Exercise task >> Take the data that follows and retype it word for word.

Material >>
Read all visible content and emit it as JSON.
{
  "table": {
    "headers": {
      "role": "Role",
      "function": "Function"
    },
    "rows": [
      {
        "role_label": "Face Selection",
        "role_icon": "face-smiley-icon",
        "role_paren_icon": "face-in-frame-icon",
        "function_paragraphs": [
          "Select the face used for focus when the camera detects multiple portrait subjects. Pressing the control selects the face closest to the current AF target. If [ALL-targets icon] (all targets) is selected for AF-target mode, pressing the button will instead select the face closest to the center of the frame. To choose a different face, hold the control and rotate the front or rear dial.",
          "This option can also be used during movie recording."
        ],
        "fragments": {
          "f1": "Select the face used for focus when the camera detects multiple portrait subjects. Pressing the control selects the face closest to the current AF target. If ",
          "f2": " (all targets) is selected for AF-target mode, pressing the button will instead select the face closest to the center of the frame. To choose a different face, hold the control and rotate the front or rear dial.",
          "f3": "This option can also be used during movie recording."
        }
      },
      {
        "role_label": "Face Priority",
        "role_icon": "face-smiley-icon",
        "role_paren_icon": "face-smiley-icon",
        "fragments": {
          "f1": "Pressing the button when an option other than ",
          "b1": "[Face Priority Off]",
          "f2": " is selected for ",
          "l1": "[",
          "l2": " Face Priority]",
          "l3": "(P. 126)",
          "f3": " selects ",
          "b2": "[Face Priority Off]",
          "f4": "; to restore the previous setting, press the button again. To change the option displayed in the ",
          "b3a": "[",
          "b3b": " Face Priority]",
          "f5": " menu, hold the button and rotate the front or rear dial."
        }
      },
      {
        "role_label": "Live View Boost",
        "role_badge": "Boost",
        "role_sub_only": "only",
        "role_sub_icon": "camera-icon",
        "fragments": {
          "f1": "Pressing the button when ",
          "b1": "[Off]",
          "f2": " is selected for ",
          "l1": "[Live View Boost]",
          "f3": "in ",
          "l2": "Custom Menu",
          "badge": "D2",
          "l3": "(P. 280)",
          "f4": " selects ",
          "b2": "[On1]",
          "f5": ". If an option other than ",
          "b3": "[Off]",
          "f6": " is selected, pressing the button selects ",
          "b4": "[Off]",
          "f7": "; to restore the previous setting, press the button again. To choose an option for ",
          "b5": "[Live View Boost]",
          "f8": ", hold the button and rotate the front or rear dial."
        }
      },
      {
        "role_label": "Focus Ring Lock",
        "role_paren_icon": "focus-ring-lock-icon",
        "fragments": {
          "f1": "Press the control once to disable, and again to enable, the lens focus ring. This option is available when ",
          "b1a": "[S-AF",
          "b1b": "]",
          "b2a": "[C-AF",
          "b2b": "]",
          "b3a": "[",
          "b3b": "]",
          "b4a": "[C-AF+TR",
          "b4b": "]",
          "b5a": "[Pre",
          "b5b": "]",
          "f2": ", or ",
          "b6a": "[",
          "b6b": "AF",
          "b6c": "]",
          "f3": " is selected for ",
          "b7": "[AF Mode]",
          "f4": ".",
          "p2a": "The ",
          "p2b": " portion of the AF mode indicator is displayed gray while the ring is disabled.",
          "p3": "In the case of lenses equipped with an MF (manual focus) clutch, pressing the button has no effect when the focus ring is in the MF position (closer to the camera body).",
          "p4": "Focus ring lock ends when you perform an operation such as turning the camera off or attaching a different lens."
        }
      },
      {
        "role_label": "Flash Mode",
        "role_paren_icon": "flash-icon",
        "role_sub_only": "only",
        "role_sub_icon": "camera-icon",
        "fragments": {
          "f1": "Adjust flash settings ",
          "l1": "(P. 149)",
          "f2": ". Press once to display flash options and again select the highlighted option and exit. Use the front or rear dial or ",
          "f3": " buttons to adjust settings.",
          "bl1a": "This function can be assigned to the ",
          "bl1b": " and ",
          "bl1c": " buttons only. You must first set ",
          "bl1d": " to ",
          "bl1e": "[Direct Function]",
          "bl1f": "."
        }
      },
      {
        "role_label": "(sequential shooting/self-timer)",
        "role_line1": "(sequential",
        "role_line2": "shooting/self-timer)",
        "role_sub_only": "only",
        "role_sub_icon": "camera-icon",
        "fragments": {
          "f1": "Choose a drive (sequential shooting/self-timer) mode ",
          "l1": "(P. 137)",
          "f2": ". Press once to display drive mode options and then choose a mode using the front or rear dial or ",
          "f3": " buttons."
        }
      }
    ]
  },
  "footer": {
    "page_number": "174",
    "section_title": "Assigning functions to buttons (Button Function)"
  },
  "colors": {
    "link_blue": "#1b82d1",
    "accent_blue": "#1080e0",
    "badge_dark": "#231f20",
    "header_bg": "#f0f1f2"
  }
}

Response for this exercise >>
Read all visible content and emit it as JSON.
{
  "table": {
    "headers": {
      "role": "Role",
      "function": "Function"
    },
    "rows": [
      {
        "role_label": "Face Selection",
        "role_icon": "face-smiley-icon",
        "role_paren_icon": "face-in-frame-icon",
        "function_paragraphs": [
          "Select the face used for focus when the camera detects multiple portrait subjects. Pressing the control selects the face closest to the current AF target. If [ALL-targets icon] (all targets) is selected for AF-target mode, pressing the button will instead select the face closest to the center of the frame. To choose a different face, hold the control and rotate the front or rear dial.",
          "This option can also be used during movie recording."
        ],
        "fragments": {
          "f1": "Select the face used for focus when the camera detects multiple portrait subjects. Pressing the control selects the face closest to the current AF target. If ",
          "f2": " (all targets) is selected for AF-target mode, pressing the button will instead select the face closest to the center of the frame. To choose a different face, hold the control and rotate the front or rear dial.",
          "f3": "This option can also be used during movie recording."
        }
      },
      {
        "role_label": "Face Priority",
        "role_icon": "face-smiley-icon",
        "role_paren_icon": "face-smiley-icon",
        "fragments": {
          "f1": "Pressing the button when an option other than ",
          "b1": "[Face Priority Off]",
          "f2": " is selected for ",
          "l1": "[",
          "l2": " Face Priority]",
          "l3": "(P. 126)",
          "f3": " selects ",
          "b2": "[Face Priority Off]",
          "f4": "; to restore the previous setting, press the button again. To change the option displayed in the ",
          "b3a": "[",
          "b3b": " Face Priority]",
          "f5": " menu, hold the button and rotate the front or rear dial."
        }
      },
      {
        "role_label": "Live View Boost",
        "role_badge": "Boost",
        "role_sub_only": "only",
        "role_sub_icon": "camera-icon",
        "fragments": {
          "f1": "Pressing the button when ",
          "b1": "[Off]",
          "f2": " is selected for ",
          "l1": "[Live View Boost]",
          "f3": "in ",
          "l2": "Custom Menu",
          "badge": "D2",
          "l3": "(P. 280)",
          "f4": " selects ",
          "b2": "[On1]",
          "f5": ". If an option other than ",
          "b3": "[Off]",
          "f6": " is selected, pressing the button selects ",
          "b4": "[Off]",
          "f7": "; to restore the previous setting, press the button again. To choose an option for ",
          "b5": "[Live View Boost]",
          "f8": ", hold the button and rotate the front or rear dial."
        }
      },
      {
        "role_label": "Focus Ring Lock",
        "role_paren_icon": "focus-ring-lock-icon",
        "fragments": {
          "f1": "Press the control once to disable, and again to enable, the lens focus ring. This option is available when ",
          "b1a": "[S-AF",
          "b1b": "]",
          "b2a": "[C-AF",
          "b2b": "]",
          "b3a": "[",
          "b3b": "]",
          "b4a": "[C-AF+TR",
          "b4b": "]",
          "b5a": "[Pre",
          "b5b": "]",
          "f2": ", or ",
          "b6a": "[",
          "b6b": "AF",
          "b6c": "]",
          "f3": " is selected for ",
          "b7": "[AF Mode]",
          "f4": ".",
          "p2a": "The ",
          "p2b": " portion of the AF mode indicator is displayed gray while the ring is disabled.",
          "p3": "In the case of lenses equipped with an MF (manual focus) clutch, pressing the button has no effect when the focus ring is in the MF position (closer to the camera body).",
          "p4": "Focus ring lock ends when you perform an operation such as turning the camera off or attaching a different lens."
        }
      },
      {
        "role_label": "Flash Mode",
        "role_paren_icon": "flash-icon",
        "role_sub_only": "only",
        "role_sub_icon": "camera-icon",
        "fragments": {
          "f1": "Adjust flash settings ",
          "l1": "(P. 149)",
          "f2": ". Press once to display flash options and again select the highlighted option and exit. Use the front or rear dial or ",
          "f3": " buttons to adjust settings.",
          "bl1a": "This function can be assigned to the ",
          "bl1b": " and ",
          "bl1c": " buttons only. You must first set ",
          "bl1d": " to ",
          "bl1e": "[Direct Function]",
          "bl1f": "."
        }
      },
      {
        "role_label": "(sequential shooting/self-timer)",
        "role_line1": "(sequential",
        "role_line2": "shooting/self-timer)",
        "role_sub_only": "only",
        "role_sub_icon": "camera-icon",
        "fragments": {
          "f1": "Choose a drive (sequential shooting/self-timer) mode ",
          "l1": "(P. 137)",
          "f2": ". Press once to display drive mode options and then choose a mode using the front or rear dial or ",
          "f3": " buttons."
        }
      }
    ]
  },
  "footer": {
    "page_number": "174",
    "section_title": "Assigning functions to buttons (Button Function)"
  },
  "colors": {
    "link_blue": "#1b82d1",
    "accent_blue": "#1080e0",
    "badge_dark": "#231f20",
    "header_bg": "#f0f1f2"
  }
}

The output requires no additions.